Problem ▸ Copy nothing but the lines from the one containing "What text is on this page?" through the last line of the records, repeated exactly and without pictures.

Input records ▸
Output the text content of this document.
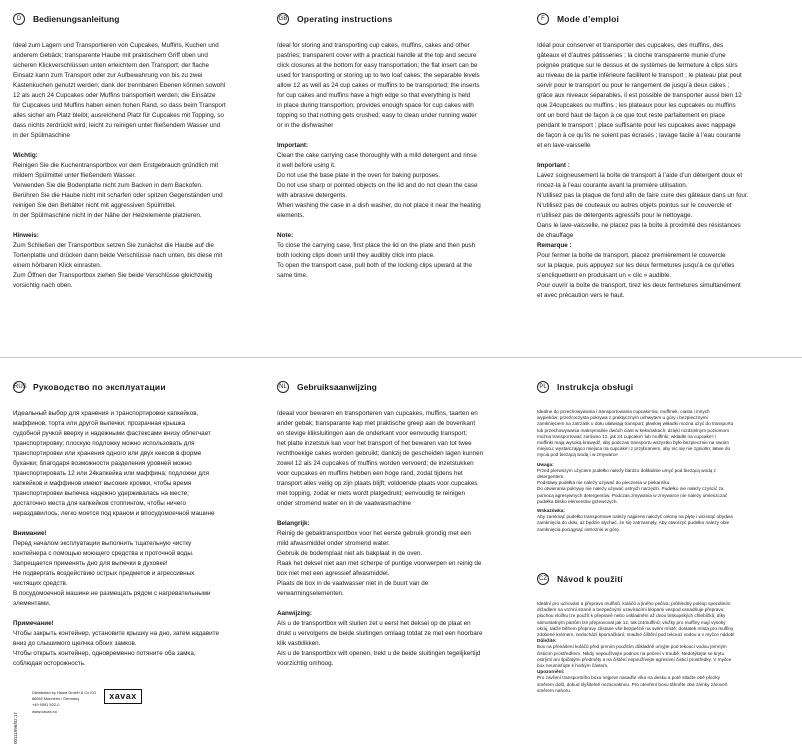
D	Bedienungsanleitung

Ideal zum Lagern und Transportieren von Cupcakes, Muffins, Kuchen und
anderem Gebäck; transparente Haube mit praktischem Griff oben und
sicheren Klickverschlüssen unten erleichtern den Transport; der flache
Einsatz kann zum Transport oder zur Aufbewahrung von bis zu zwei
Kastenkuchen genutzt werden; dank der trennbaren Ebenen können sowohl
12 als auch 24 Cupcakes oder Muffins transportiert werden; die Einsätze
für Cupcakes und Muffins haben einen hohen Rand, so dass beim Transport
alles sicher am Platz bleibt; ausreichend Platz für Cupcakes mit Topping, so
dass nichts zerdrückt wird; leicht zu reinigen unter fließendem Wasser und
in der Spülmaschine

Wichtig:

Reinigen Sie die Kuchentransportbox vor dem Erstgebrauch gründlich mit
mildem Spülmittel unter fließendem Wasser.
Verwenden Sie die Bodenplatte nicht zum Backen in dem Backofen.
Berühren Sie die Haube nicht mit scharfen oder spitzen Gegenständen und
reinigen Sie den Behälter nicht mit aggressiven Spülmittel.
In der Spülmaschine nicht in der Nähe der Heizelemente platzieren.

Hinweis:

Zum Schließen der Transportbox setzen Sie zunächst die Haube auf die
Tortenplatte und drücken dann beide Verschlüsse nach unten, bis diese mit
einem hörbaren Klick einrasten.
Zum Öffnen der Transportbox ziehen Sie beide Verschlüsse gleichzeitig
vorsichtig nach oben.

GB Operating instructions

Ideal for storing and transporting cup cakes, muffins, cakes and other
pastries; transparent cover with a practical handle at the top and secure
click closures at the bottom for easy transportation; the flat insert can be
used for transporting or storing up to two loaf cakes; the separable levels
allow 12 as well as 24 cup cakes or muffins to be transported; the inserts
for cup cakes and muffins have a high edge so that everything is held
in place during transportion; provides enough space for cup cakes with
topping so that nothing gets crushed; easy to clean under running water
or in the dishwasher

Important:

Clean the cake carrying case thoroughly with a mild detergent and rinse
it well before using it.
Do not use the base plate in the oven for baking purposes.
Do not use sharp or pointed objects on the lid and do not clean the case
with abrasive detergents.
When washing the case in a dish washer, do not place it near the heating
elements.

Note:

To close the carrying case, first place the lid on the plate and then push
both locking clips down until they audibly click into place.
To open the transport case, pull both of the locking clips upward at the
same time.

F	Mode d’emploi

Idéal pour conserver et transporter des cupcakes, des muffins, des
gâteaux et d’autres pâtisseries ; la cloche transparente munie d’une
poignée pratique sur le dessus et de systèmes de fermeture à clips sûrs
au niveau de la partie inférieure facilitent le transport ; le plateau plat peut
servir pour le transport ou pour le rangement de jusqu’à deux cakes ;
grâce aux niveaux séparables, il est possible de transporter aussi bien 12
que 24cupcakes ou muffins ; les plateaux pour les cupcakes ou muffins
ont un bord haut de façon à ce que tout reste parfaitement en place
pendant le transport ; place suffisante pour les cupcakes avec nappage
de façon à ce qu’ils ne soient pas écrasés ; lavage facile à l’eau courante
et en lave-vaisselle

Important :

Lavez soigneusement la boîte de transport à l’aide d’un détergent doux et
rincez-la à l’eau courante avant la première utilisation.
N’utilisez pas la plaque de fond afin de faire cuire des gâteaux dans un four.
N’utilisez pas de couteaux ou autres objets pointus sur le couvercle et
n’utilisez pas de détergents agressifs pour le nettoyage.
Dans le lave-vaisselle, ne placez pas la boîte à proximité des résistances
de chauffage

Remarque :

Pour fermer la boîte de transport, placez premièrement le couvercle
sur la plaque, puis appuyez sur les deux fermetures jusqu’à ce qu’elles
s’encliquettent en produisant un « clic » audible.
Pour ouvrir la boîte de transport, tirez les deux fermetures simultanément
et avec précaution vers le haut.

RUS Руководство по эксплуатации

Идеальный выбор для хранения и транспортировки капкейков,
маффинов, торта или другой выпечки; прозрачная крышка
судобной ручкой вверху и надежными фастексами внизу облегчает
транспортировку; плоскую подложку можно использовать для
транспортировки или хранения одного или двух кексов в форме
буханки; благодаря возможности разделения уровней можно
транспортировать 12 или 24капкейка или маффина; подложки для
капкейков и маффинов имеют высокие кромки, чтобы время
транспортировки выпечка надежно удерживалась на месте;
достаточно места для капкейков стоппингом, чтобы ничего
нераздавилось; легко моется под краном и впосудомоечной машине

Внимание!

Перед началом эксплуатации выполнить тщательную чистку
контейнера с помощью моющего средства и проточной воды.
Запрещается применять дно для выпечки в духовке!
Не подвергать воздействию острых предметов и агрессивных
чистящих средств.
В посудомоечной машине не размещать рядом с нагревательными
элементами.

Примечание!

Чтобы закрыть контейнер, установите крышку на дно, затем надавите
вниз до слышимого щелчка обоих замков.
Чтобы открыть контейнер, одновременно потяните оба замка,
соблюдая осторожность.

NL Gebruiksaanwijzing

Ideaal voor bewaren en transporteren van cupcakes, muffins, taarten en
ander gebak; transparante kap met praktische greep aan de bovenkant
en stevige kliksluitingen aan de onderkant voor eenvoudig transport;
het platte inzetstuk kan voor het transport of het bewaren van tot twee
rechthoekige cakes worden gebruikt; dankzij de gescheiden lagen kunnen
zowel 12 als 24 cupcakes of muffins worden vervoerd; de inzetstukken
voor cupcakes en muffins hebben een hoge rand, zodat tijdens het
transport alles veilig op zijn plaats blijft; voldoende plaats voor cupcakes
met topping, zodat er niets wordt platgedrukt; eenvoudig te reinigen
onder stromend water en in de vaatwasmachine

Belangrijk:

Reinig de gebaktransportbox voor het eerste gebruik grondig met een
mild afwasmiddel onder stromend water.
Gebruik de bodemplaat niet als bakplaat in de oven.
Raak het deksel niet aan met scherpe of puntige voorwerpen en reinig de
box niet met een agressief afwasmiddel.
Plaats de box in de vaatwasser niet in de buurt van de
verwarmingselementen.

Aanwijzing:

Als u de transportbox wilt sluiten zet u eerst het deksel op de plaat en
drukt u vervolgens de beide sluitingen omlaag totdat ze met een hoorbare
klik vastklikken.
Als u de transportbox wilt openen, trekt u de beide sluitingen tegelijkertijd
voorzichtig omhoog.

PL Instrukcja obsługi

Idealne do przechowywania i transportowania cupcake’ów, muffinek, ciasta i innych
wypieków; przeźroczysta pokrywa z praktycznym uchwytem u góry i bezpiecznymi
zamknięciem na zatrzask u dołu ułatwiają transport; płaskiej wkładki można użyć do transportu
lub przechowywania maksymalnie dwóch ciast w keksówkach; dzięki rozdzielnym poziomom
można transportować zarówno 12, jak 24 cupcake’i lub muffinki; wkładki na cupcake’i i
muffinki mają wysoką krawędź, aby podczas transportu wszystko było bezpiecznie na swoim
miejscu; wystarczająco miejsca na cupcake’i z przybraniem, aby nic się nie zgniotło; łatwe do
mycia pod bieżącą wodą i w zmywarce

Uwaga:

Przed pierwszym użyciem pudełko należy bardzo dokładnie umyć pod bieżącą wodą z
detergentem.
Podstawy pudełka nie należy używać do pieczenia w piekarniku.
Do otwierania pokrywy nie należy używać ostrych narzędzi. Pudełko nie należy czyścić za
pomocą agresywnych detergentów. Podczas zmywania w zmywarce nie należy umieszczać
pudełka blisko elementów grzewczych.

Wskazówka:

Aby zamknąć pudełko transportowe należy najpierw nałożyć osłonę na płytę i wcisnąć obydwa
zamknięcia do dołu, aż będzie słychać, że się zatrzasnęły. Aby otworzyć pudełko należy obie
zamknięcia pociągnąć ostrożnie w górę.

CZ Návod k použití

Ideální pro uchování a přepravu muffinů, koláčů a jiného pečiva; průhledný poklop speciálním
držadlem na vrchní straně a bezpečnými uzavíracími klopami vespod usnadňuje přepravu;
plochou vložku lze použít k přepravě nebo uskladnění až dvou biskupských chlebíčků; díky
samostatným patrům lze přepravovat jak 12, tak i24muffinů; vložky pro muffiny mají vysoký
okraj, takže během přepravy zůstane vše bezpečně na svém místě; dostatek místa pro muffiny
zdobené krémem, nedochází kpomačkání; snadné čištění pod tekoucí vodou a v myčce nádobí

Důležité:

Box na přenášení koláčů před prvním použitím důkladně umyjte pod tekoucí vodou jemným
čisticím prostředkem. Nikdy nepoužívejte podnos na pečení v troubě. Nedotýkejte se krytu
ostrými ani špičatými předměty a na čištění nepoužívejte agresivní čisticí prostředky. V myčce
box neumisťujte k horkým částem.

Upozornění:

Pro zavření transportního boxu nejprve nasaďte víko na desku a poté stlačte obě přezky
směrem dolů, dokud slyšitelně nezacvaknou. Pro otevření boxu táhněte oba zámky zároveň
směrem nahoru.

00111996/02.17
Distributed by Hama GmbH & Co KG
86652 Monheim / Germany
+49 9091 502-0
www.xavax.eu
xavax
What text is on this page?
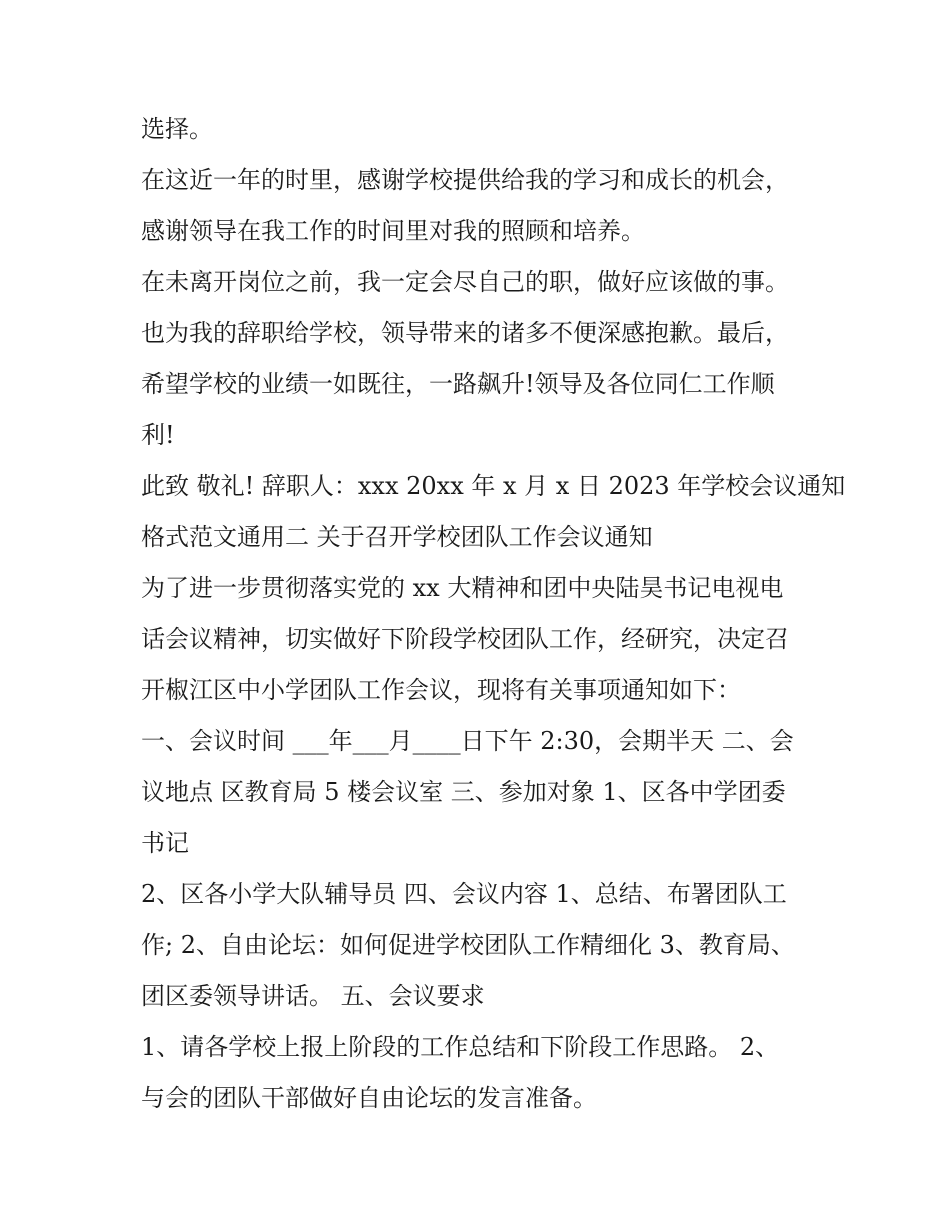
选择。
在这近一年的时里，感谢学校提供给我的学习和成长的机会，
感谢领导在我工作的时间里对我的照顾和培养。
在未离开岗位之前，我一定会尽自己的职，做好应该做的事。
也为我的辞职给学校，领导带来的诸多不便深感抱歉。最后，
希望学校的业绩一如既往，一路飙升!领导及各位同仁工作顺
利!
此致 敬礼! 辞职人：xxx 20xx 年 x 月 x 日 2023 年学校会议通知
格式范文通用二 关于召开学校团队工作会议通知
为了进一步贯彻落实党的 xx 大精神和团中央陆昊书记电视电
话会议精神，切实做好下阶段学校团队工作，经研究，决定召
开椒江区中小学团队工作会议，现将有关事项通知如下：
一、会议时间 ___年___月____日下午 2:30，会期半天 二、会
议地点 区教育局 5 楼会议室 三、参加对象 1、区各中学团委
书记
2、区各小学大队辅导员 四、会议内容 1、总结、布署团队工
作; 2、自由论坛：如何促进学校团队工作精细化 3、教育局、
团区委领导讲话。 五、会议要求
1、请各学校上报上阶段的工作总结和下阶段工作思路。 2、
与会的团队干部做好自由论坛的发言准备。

Written reply ▸
What text is on this page?
选择。
在这近一年的时里，感谢学校提供给我的学习和成长的机会，
感谢领导在我工作的时间里对我的照顾和培养。
在未离开岗位之前，我一定会尽自己的职，做好应该做的事。
也为我的辞职给学校，领导带来的诸多不便深感抱歉。最后，
希望学校的业绩一如既往，一路飙升!领导及各位同仁工作顺
利!
此致 敬礼! 辞职人：xxx 20xx 年 x 月 x 日 2023 年学校会议通知
格式范文通用二 关于召开学校团队工作会议通知
为了进一步贯彻落实党的 xx 大精神和团中央陆昊书记电视电
话会议精神，切实做好下阶段学校团队工作，经研究，决定召
开椒江区中小学团队工作会议，现将有关事项通知如下：
一、会议时间 ___年___月____日下午 2:30，会期半天 二、会
议地点 区教育局 5 楼会议室 三、参加对象 1、区各中学团委
书记
2、区各小学大队辅导员 四、会议内容 1、总结、布署团队工
作; 2、自由论坛：如何促进学校团队工作精细化 3、教育局、
团区委领导讲话。 五、会议要求
1、请各学校上报上阶段的工作总结和下阶段工作思路。 2、
与会的团队干部做好自由论坛的发言准备。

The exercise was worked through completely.